> _Exercise_:
Of the lines in the records that follow, how many include the word "Министерство"? Answer with a bare number.

--- Begin ---

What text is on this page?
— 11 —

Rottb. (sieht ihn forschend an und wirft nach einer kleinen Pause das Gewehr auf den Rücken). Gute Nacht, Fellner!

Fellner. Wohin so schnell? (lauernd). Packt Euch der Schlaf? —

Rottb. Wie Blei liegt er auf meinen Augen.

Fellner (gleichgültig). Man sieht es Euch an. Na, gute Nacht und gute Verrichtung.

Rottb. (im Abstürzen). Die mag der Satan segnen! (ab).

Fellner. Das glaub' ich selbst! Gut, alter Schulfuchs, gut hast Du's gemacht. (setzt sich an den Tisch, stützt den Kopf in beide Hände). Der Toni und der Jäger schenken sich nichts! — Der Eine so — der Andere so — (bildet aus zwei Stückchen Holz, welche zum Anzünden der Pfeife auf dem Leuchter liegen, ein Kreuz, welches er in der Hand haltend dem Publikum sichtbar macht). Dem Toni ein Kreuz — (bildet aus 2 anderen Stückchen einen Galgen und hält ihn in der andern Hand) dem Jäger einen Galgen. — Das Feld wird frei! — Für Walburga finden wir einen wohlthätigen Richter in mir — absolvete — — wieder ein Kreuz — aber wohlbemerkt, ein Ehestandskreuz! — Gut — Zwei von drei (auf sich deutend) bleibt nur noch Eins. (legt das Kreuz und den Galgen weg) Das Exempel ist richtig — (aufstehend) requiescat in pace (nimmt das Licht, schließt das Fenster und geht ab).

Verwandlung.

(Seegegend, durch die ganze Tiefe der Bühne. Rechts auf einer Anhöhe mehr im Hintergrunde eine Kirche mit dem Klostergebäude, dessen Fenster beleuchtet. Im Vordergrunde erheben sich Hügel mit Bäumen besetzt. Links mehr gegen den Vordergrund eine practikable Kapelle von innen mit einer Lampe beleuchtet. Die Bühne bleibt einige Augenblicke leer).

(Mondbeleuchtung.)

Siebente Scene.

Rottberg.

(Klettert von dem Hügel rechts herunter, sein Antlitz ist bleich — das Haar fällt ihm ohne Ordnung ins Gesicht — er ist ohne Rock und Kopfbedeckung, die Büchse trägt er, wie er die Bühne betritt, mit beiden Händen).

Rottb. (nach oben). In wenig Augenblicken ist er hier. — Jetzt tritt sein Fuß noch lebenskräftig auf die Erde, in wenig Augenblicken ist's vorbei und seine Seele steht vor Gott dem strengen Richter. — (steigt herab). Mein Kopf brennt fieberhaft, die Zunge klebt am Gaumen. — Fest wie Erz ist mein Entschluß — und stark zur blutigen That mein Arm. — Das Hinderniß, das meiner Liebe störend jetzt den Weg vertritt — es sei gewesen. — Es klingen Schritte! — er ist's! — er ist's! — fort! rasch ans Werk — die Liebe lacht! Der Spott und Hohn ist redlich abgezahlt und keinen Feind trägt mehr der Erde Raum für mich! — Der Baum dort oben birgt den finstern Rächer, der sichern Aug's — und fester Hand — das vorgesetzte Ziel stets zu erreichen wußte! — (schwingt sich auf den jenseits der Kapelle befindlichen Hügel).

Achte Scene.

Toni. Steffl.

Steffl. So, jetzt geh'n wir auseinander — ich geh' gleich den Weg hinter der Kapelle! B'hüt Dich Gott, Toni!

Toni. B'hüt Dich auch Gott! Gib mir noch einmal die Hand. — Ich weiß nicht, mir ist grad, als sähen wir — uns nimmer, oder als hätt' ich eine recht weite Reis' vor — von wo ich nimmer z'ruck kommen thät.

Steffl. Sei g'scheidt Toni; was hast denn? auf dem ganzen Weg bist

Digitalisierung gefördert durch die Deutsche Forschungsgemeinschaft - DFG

--- End ---
--- Begin ---

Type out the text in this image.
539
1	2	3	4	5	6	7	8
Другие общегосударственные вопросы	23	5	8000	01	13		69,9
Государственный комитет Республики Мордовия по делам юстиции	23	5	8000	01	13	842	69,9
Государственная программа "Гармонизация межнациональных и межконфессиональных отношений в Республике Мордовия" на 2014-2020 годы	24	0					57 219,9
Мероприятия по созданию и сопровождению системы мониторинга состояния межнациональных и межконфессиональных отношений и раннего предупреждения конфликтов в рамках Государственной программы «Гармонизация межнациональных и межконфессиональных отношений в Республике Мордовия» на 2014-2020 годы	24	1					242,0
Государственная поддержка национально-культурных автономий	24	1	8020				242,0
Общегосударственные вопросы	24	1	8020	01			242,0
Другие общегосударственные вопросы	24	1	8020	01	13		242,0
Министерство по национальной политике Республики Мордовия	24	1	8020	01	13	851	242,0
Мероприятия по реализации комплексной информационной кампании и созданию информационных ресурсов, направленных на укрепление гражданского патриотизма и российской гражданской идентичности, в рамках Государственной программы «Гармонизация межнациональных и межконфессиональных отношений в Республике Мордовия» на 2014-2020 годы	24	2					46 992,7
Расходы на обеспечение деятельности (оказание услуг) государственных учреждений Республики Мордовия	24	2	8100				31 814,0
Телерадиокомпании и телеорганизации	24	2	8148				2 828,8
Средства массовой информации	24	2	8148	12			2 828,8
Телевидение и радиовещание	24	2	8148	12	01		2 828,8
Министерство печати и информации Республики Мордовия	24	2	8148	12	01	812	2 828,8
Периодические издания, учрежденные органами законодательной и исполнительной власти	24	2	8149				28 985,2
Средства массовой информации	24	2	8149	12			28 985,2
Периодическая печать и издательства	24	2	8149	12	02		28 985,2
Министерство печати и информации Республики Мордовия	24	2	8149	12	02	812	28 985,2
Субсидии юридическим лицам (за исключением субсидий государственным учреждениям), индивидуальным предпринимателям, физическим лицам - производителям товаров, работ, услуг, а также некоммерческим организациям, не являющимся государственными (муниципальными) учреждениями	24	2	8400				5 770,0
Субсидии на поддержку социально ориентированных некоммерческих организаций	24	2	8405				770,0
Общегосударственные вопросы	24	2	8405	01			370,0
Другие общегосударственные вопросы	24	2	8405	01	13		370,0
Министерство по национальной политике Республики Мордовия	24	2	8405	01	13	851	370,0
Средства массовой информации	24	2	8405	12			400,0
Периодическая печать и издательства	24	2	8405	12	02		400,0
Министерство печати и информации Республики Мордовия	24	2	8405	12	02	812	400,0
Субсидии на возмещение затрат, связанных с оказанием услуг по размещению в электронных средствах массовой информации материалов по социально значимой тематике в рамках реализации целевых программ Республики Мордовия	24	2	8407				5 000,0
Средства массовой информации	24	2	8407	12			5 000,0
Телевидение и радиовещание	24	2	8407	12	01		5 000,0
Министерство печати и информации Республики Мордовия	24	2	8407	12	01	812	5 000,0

--- End ---

> _Output for this task_:
6